_Problem details:_
Return every line below as is, leaving out the pictures.

═════ Given information ═════

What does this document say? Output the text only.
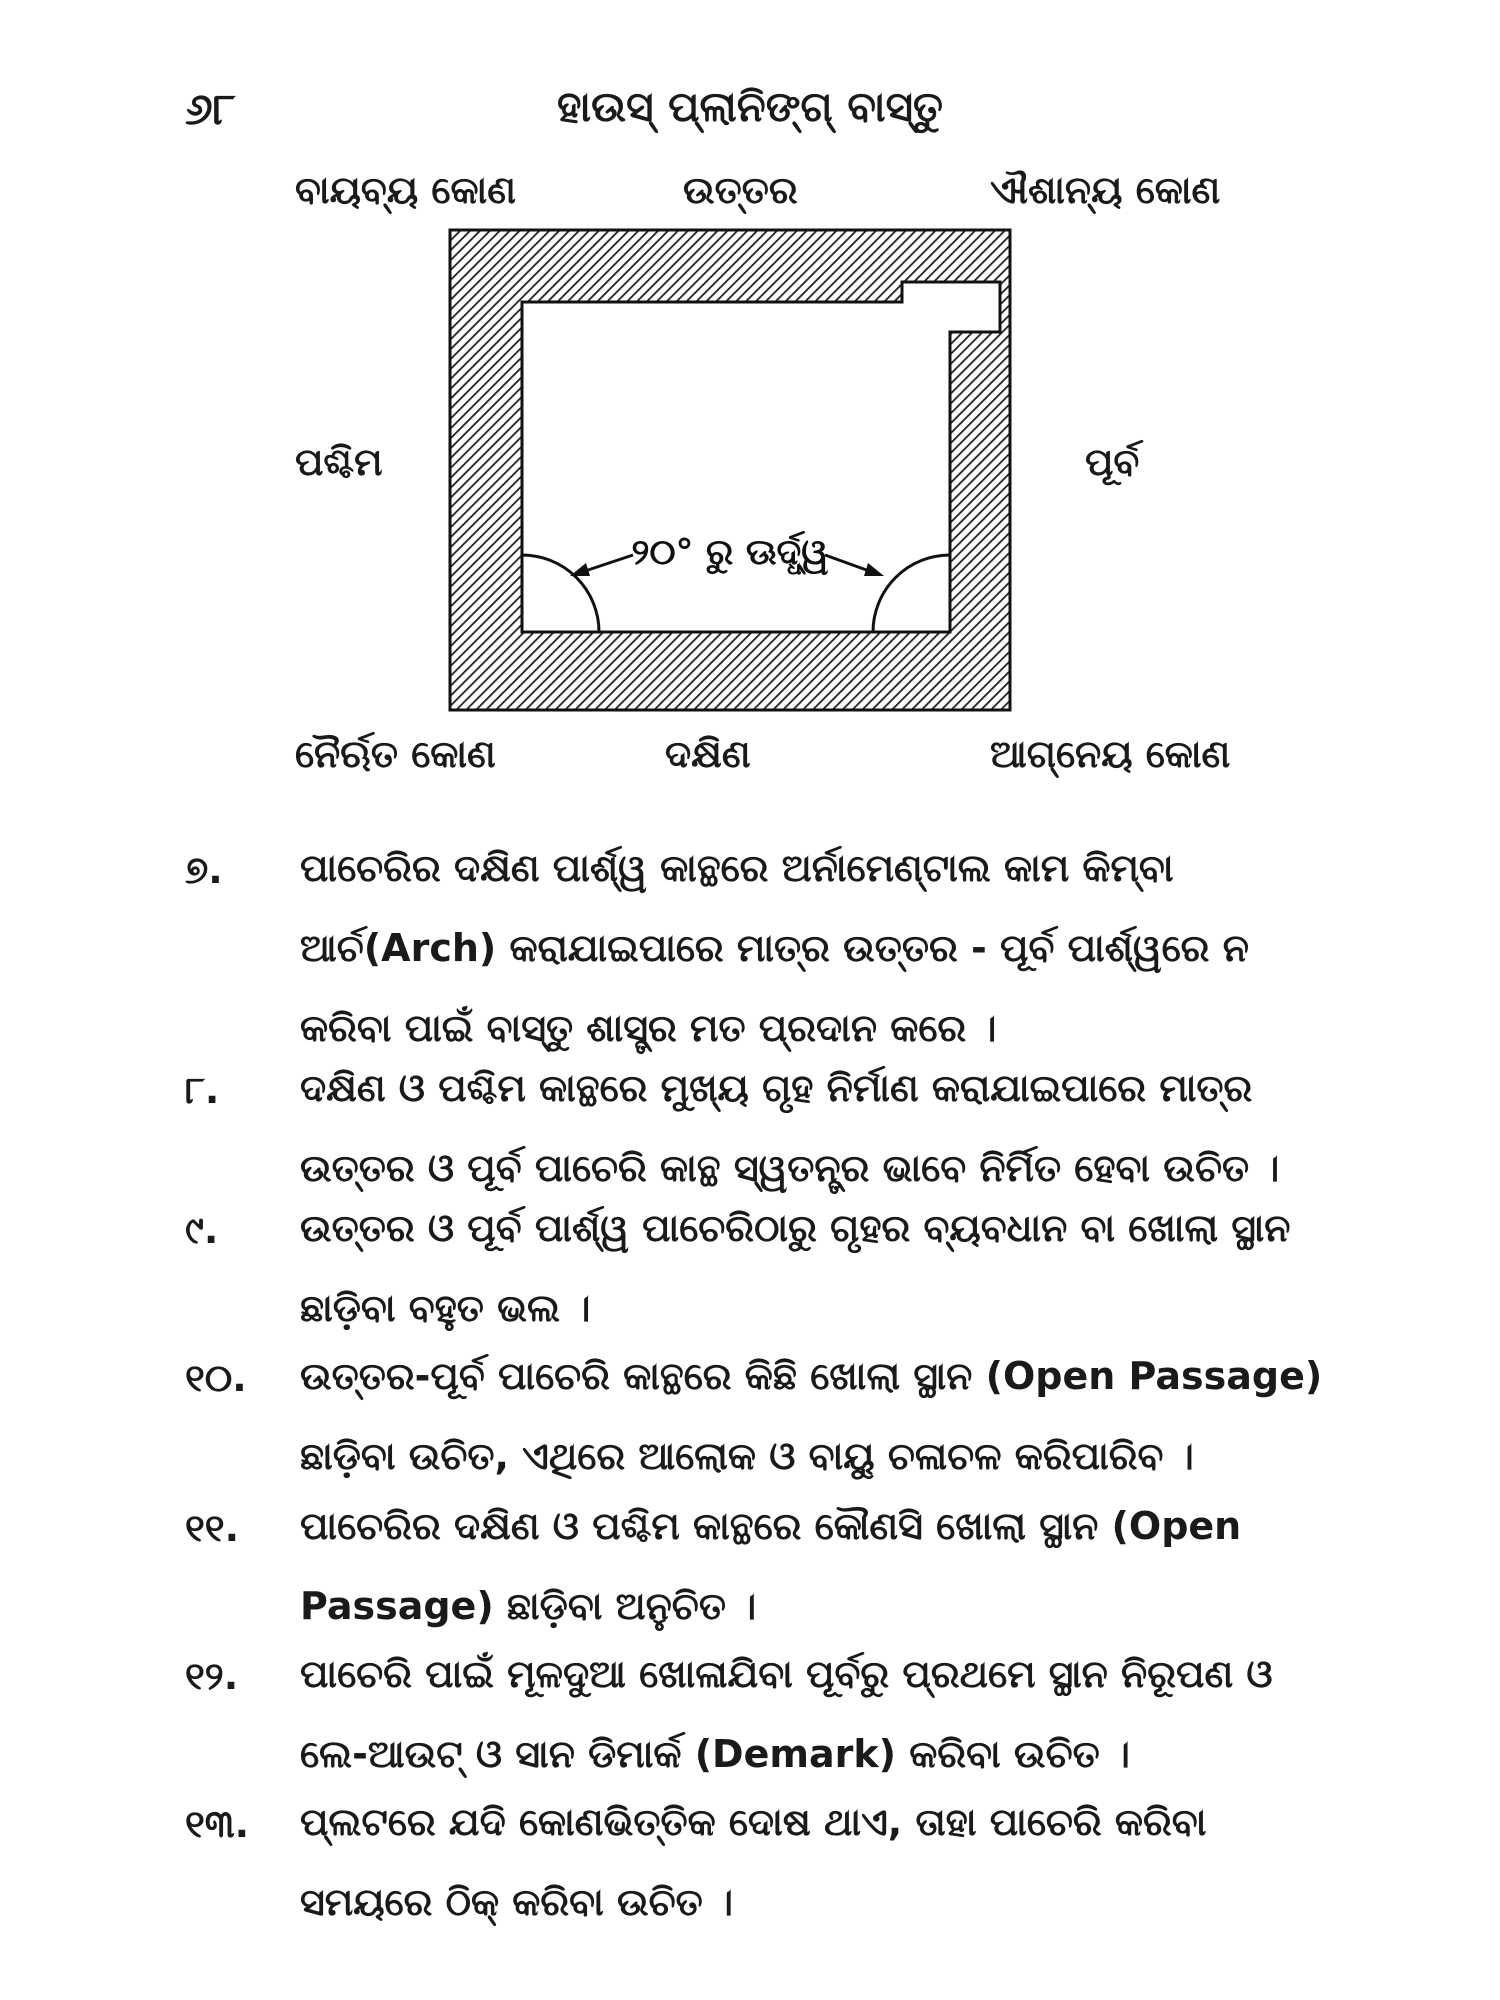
୬୮	ହାଉସ୍ ପ୍ଲାନିଙ୍ଗ୍ ବାସ୍ତୁ
ବାୟବ୍ୟ କୋଣ	ଉତ୍ତର	ଐଶାନ୍ୟ କୋଣ
ପଶ୍ଚିମ	ପୂର୍ବ
ନୈର୍ଋତ କୋଣ	ଦକ୍ଷିଣ	ଆଗ୍ନେୟ କୋଣ
୨୦° ରୁ ଊର୍ଦ୍ଧ୍ୱ
୭. ପାଚେରିର ଦକ୍ଷିଣ ପାର୍ଶ୍ୱ କାନ୍ଥରେ ଅର୍ନାମେଣ୍ଟାଲ କାମ କିମ୍ବା ଆର୍ଚ(Arch) କରାଯାଇପାରେ ମାତ୍ର ଉତ୍ତର - ପୂର୍ବ ପାର୍ଶ୍ୱରେ ନ କରିବା ପାଇଁ ବାସ୍ତୁ ଶାସ୍ତ୍ର ମତ ପ୍ରଦାନ କରେ ।
୮. ଦକ୍ଷିଣ ଓ ପଶ୍ଚିମ କାନ୍ଥରେ ମୁଖ୍ୟ ଗୃହ ନିର୍ମାଣ କରାଯାଇପାରେ ମାତ୍ର ଉତ୍ତର ଓ ପୂର୍ବ ପାଚେରି କାନ୍ଥ ସ୍ୱତନ୍ତ୍ର ଭାବେ ନିର୍ମିତ ହେବା ଉଚିତ ।
୯. ଉତ୍ତର ଓ ପୂର୍ବ ପାର୍ଶ୍ୱ ପାଚେରିଠାରୁ ଗୃହର ବ୍ୟବଧାନ ବା ଖୋଲା ସ୍ଥାନ ଛାଡ଼ିବା ବହୁତ ଭଲ ।
୧୦. ଉତ୍ତର-ପୂର୍ବ ପାଚେରି କାନ୍ଥରେ କିଛି ଖୋଲା ସ୍ଥାନ (Open Passage) ଛାଡ଼ିବା ଉଚିତ, ଏଥିରେ ଆଲୋକ ଓ ବାୟୁ ଚଳାଚଳ କରିପାରିବ ।
୧୧. ପାଚେରିର ଦକ୍ଷିଣ ଓ ପଶ୍ଚିମ କାନ୍ଥରେ କୌଣସି ଖୋଲା ସ୍ଥାନ (Open Passage) ଛାଡ଼ିବା ଅନୁଚିତ ।
୧୨. ପାଚେରି ପାଇଁ ମୂଳଦୁଆ ଖୋଳାଯିବା ପୂର୍ବରୁ ପ୍ରଥମେ ସ୍ଥାନ ନିରୂପଣ ଓ ଲେ-ଆଉଟ୍ ଓ ସାନ ଡିମାର୍କ (Demark) କରିବା ଉଚିତ ।
୧୩. ପ୍ଲଟରେ ଯଦି କୋଣଭିତ୍ତିକ ଦୋଷ ଥାଏ, ତାହା ପାଚେରି କରିବା ସମୟରେ ଠିକ୍ କରିବା ଉଚିତ ।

═════

_Reply to the task:_
What does this document say? Output the text only.
୬୮	ହାଉସ୍ ପ୍ଲାନିଙ୍ଗ୍ ବାସ୍ତୁ
ବାୟବ୍ୟ କୋଣ	ଉତ୍ତର	ଐଶାନ୍ୟ କୋଣ
ପଶ୍ଚିମ	ପୂର୍ବ
ନୈର୍ଋତ କୋଣ	ଦକ୍ଷିଣ	ଆଗ୍ନେୟ କୋଣ
୨୦° ରୁ ଊର୍ଦ୍ଧ୍ୱ
୭. ପାଚେରିର ଦକ୍ଷିଣ ପାର୍ଶ୍ୱ କାନ୍ଥରେ ଅର୍ନାମେଣ୍ଟାଲ କାମ କିମ୍ବା ଆର୍ଚ(Arch) କରାଯାଇପାରେ ମାତ୍ର ଉତ୍ତର - ପୂର୍ବ ପାର୍ଶ୍ୱରେ ନ କରିବା ପାଇଁ ବାସ୍ତୁ ଶାସ୍ତ୍ର ମତ ପ୍ରଦାନ କରେ ।
୮. ଦକ୍ଷିଣ ଓ ପଶ୍ଚିମ କାନ୍ଥରେ ମୁଖ୍ୟ ଗୃହ ନିର୍ମାଣ କରାଯାଇପାରେ ମାତ୍ର ଉତ୍ତର ଓ ପୂର୍ବ ପାଚେରି କାନ୍ଥ ସ୍ୱତନ୍ତ୍ର ଭାବେ ନିର୍ମିତ ହେବା ଉଚିତ ।
୯. ଉତ୍ତର ଓ ପୂର୍ବ ପାର୍ଶ୍ୱ ପାଚେରିଠାରୁ ଗୃହର ବ୍ୟବଧାନ ବା ଖୋଲା ସ୍ଥାନ ଛାଡ଼ିବା ବହୁତ ଭଲ ।
୧୦. ଉତ୍ତର-ପୂର୍ବ ପାଚେରି କାନ୍ଥରେ କିଛି ଖୋଲା ସ୍ଥାନ (Open Passage) ଛାଡ଼ିବା ଉଚିତ, ଏଥିରେ ଆଲୋକ ଓ ବାୟୁ ଚଳାଚଳ କରିପାରିବ ।
୧୧. ପାଚେରିର ଦକ୍ଷିଣ ଓ ପଶ୍ଚିମ କାନ୍ଥରେ କୌଣସି ଖୋଲା ସ୍ଥାନ (Open Passage) ଛାଡ଼ିବା ଅନୁଚିତ ।
୧୨. ପାଚେରି ପାଇଁ ମୂଳଦୁଆ ଖୋଳାଯିବା ପୂର୍ବରୁ ପ୍ରଥମେ ସ୍ଥାନ ନିରୂପଣ ଓ ଲେ-ଆଉଟ୍ ଓ ସାନ ଡିମାର୍କ (Demark) କରିବା ଉଚିତ ।
୧୩. ପ୍ଲଟରେ ଯଦି କୋଣଭିତ୍ତିକ ଦୋଷ ଥାଏ, ତାହା ପାଚେରି କରିବା ସମୟରେ ଠିକ୍ କରିବା ଉଚିତ ।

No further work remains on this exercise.